Collected data entries:
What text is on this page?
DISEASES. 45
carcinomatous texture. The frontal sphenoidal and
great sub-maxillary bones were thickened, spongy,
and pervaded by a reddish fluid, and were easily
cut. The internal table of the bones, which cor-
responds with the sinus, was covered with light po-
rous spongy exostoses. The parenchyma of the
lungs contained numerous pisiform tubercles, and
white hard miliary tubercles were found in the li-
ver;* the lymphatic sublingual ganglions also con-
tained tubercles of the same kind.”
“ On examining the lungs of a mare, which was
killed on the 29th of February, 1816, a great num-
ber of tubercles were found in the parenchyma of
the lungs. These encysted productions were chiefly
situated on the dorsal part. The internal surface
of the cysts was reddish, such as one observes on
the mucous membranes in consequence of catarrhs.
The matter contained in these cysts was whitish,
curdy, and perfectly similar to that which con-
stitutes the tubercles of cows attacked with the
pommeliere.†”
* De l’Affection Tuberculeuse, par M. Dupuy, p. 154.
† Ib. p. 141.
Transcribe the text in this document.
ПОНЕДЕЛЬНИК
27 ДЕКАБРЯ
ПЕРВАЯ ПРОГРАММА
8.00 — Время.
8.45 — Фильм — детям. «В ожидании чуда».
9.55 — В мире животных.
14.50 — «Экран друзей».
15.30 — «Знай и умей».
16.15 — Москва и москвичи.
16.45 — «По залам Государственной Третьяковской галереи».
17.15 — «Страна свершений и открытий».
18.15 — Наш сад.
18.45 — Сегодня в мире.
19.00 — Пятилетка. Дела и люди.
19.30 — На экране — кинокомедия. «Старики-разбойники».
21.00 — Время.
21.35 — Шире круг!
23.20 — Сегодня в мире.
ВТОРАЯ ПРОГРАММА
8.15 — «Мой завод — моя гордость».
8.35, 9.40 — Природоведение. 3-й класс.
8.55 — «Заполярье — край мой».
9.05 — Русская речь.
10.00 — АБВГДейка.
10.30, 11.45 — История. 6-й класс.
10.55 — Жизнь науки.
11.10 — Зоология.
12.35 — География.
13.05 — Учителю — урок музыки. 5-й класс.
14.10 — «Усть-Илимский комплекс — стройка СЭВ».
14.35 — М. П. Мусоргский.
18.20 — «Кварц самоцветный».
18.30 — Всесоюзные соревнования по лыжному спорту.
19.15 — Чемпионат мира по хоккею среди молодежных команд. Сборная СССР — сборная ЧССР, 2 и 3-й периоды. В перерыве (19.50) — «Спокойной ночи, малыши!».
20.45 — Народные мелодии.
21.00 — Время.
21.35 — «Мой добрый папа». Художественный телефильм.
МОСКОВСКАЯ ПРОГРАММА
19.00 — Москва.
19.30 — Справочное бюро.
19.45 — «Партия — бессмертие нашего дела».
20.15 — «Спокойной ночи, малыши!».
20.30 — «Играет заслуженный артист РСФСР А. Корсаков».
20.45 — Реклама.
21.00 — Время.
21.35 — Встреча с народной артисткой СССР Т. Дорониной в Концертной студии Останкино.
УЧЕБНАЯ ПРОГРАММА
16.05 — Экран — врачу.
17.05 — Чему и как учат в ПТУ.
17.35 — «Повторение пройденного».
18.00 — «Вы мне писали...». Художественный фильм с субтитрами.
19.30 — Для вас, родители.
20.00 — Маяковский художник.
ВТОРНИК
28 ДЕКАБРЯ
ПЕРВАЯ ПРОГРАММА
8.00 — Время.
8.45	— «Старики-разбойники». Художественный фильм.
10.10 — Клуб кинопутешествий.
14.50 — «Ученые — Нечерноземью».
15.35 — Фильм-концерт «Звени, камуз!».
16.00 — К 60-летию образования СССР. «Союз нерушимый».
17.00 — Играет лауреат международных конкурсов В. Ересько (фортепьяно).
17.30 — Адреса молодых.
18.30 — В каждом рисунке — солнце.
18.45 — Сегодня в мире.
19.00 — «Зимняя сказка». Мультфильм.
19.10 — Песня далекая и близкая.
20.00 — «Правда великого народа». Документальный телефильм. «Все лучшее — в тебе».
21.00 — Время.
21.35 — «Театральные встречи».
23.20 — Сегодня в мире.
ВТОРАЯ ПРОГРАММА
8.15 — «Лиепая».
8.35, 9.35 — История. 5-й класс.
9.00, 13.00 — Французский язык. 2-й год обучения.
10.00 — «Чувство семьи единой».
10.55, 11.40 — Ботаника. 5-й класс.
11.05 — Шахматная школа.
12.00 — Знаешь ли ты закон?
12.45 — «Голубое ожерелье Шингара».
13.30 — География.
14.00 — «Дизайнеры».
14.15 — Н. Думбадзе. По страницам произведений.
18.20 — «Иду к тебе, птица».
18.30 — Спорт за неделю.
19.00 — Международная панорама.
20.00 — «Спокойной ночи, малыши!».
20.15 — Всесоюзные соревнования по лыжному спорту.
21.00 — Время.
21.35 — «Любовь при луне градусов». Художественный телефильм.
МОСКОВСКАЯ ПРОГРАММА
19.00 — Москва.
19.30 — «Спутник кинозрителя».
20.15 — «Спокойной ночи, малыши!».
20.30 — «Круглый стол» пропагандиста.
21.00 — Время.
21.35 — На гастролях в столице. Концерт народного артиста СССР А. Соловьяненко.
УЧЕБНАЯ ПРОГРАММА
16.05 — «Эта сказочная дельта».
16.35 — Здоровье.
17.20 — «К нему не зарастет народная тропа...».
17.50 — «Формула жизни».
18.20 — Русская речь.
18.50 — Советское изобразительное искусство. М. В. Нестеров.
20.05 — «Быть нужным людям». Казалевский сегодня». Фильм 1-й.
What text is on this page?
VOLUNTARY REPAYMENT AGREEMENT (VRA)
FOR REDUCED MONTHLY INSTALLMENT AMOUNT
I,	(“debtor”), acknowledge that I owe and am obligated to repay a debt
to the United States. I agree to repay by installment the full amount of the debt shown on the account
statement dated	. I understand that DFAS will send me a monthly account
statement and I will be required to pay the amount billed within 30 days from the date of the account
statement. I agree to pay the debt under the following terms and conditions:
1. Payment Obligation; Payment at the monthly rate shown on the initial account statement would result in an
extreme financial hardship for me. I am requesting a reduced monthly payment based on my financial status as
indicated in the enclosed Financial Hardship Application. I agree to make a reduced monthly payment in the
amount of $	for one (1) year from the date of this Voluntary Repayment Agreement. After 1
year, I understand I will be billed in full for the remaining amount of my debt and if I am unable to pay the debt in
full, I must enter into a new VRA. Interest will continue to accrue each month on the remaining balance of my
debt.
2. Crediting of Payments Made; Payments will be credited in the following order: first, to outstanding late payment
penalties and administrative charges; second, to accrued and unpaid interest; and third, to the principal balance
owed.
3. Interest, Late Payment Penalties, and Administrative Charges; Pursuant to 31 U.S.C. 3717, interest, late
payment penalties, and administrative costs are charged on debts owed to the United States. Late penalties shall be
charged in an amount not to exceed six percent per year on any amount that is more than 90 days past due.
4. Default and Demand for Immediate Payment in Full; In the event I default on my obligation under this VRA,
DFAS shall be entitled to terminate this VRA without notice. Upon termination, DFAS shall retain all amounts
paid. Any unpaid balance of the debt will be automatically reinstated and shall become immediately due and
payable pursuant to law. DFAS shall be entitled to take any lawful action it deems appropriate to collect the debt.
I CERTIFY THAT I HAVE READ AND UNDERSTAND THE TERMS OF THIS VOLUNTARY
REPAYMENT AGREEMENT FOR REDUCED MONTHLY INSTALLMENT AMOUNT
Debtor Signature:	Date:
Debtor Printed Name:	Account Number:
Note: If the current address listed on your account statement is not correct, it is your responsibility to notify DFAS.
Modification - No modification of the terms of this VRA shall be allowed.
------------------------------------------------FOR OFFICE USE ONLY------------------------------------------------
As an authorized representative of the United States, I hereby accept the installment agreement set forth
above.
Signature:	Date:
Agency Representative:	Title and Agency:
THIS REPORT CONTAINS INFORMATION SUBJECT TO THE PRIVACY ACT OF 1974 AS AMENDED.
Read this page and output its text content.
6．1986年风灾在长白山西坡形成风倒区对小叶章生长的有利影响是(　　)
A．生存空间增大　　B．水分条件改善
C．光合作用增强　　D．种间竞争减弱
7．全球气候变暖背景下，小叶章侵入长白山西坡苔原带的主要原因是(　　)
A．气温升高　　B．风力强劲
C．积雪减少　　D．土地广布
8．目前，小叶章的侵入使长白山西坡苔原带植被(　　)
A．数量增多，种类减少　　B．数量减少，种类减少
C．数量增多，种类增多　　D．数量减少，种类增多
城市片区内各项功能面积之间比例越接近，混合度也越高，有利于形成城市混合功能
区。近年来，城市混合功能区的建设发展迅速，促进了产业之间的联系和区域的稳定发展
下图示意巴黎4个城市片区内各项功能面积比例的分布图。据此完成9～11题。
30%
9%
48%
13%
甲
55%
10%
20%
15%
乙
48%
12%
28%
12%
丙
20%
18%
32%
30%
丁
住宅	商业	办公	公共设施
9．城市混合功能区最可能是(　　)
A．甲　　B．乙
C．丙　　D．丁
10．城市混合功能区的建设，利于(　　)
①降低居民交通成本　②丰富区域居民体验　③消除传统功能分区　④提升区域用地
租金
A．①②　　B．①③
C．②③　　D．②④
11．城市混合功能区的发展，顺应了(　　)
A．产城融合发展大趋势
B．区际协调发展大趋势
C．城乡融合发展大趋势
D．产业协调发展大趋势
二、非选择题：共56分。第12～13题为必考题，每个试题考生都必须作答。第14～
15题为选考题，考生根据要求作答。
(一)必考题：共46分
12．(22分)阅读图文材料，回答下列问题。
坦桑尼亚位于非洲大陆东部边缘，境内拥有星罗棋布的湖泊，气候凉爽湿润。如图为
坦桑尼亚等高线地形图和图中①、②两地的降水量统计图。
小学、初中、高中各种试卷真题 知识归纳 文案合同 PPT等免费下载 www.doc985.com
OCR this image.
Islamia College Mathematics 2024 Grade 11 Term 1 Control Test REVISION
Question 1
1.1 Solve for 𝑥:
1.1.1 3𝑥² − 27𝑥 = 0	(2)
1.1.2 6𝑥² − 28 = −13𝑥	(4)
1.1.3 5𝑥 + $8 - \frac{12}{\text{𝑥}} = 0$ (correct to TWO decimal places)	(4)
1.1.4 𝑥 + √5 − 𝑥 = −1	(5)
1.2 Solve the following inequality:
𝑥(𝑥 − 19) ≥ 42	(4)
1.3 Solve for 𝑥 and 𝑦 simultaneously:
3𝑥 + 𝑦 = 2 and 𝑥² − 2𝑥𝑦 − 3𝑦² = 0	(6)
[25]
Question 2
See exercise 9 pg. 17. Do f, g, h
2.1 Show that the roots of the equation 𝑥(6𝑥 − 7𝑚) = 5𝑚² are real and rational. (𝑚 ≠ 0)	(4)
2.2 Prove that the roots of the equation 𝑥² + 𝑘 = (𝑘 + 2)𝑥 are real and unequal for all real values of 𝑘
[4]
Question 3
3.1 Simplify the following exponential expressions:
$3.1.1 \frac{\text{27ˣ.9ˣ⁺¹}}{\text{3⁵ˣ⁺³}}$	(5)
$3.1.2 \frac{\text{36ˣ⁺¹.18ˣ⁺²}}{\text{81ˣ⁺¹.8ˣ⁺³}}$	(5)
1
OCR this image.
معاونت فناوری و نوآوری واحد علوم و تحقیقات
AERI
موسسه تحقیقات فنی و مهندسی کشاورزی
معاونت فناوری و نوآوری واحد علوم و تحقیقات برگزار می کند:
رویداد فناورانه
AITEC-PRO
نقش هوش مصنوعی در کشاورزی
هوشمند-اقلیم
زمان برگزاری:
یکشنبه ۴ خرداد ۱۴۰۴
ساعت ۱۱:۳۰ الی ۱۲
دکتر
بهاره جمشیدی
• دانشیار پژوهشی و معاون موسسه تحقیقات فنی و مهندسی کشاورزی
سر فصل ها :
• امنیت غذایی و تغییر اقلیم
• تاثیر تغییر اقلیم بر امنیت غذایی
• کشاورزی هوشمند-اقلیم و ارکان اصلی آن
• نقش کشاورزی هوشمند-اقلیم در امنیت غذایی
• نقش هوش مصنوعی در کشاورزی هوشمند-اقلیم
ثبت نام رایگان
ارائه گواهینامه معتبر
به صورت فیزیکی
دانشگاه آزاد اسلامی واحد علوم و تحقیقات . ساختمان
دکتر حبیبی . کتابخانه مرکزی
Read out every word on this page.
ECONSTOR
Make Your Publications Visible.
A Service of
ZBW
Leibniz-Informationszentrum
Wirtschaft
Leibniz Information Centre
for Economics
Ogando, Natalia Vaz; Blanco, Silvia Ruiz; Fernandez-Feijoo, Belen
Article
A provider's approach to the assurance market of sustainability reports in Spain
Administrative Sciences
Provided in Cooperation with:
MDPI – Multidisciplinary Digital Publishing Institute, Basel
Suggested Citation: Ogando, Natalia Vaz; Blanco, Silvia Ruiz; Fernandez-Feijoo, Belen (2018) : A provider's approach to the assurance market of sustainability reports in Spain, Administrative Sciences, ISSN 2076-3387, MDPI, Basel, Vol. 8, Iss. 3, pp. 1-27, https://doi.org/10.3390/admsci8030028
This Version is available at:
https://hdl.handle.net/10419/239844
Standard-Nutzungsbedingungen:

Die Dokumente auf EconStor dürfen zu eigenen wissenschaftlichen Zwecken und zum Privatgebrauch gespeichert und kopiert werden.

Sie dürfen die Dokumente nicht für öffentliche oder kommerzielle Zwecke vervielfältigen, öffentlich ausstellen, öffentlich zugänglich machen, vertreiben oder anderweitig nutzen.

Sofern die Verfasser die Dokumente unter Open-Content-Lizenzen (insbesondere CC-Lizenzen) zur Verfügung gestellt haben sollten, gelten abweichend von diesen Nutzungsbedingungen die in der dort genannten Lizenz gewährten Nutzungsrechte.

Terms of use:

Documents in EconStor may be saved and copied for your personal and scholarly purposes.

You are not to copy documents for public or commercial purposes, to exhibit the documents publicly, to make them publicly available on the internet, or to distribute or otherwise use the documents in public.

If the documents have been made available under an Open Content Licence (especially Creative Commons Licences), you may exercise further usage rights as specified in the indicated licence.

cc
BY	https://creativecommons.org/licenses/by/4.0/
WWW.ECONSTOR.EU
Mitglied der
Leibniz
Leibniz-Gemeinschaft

[GIVEN INSTRUCTION]:
Using the records above, gather all lines where the string "great" is present.

[EXERCISE RESPONSE]:
great sub-maxillary bones were thickened, spongy,
killed on the 29th of February, 1816, a great num-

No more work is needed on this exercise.